— Start of Data shown —

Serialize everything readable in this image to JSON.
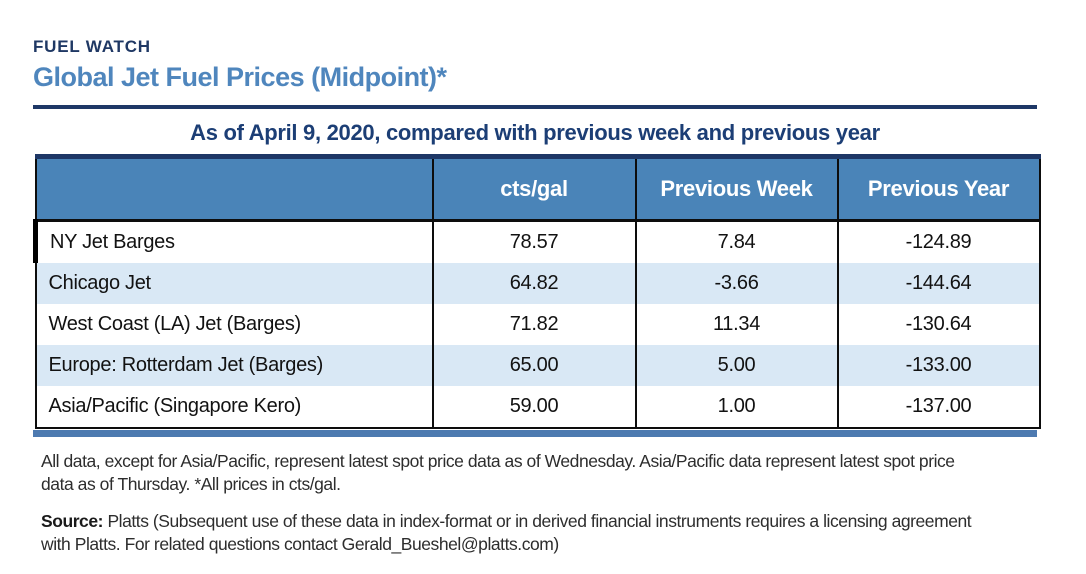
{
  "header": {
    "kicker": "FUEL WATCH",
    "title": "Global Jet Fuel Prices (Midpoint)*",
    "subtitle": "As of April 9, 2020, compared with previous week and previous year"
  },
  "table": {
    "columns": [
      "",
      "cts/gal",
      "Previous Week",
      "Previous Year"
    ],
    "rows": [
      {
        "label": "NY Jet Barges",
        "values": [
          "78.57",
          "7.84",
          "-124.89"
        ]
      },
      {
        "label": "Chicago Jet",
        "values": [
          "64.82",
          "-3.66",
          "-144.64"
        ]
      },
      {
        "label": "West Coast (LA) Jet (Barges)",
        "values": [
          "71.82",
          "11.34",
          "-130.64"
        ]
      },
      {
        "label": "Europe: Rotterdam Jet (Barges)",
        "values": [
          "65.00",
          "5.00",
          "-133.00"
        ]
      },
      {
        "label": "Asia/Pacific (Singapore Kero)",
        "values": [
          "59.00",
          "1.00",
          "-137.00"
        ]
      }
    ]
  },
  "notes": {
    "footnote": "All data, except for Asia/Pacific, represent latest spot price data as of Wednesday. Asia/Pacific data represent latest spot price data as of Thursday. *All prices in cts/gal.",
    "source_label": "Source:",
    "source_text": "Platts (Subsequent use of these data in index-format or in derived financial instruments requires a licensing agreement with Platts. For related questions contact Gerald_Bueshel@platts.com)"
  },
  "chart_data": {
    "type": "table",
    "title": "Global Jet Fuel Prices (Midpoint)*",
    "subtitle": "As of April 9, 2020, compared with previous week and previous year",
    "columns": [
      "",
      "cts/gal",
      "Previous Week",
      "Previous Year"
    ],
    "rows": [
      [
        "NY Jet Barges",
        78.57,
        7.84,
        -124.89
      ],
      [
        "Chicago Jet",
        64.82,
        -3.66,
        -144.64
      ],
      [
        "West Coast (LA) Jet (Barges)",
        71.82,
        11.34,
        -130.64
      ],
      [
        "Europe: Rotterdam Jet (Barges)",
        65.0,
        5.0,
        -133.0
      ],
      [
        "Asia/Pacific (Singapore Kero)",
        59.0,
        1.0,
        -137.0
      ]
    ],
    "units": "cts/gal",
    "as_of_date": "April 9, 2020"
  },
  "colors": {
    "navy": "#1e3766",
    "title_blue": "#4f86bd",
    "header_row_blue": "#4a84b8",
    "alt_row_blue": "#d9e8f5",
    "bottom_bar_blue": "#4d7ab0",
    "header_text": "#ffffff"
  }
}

— End of Data shown —

Copy every record above exactly, leaving out any pictures.

## Response to the exercise
Serialize everything readable in this image to JSON.
{
  "header": {
    "kicker": "FUEL WATCH",
    "title": "Global Jet Fuel Prices (Midpoint)*",
    "subtitle": "As of April 9, 2020, compared with previous week and previous year"
  },
  "table": {
    "columns": [
      "",
      "cts/gal",
      "Previous Week",
      "Previous Year"
    ],
    "rows": [
      {
        "label": "NY Jet Barges",
        "values": [
          "78.57",
          "7.84",
          "-124.89"
        ]
      },
      {
        "label": "Chicago Jet",
        "values": [
          "64.82",
          "-3.66",
          "-144.64"
        ]
      },
      {
        "label": "West Coast (LA) Jet (Barges)",
        "values": [
          "71.82",
          "11.34",
          "-130.64"
        ]
      },
      {
        "label": "Europe: Rotterdam Jet (Barges)",
        "values": [
          "65.00",
          "5.00",
          "-133.00"
        ]
      },
      {
        "label": "Asia/Pacific (Singapore Kero)",
        "values": [
          "59.00",
          "1.00",
          "-137.00"
        ]
      }
    ]
  },
  "notes": {
    "footnote": "All data, except for Asia/Pacific, represent latest spot price data as of Wednesday. Asia/Pacific data represent latest spot price data as of Thursday. *All prices in cts/gal.",
    "source_label": "Source:",
    "source_text": "Platts (Subsequent use of these data in index-format or in derived financial instruments requires a licensing agreement with Platts. For related questions contact Gerald_Bueshel@platts.com)"
  },
  "chart_data": {
    "type": "table",
    "title": "Global Jet Fuel Prices (Midpoint)*",
    "subtitle": "As of April 9, 2020, compared with previous week and previous year",
    "columns": [
      "",
      "cts/gal",
      "Previous Week",
      "Previous Year"
    ],
    "rows": [
      [
        "NY Jet Barges",
        78.57,
        7.84,
        -124.89
      ],
      [
        "Chicago Jet",
        64.82,
        -3.66,
        -144.64
      ],
      [
        "West Coast (LA) Jet (Barges)",
        71.82,
        11.34,
        -130.64
      ],
      [
        "Europe: Rotterdam Jet (Barges)",
        65.0,
        5.0,
        -133.0
      ],
      [
        "Asia/Pacific (Singapore Kero)",
        59.0,
        1.0,
        -137.0
      ]
    ],
    "units": "cts/gal",
    "as_of_date": "April 9, 2020"
  },
  "colors": {
    "navy": "#1e3766",
    "title_blue": "#4f86bd",
    "header_row_blue": "#4a84b8",
    "alt_row_blue": "#d9e8f5",
    "bottom_bar_blue": "#4d7ab0",
    "header_text": "#ffffff"
  }
}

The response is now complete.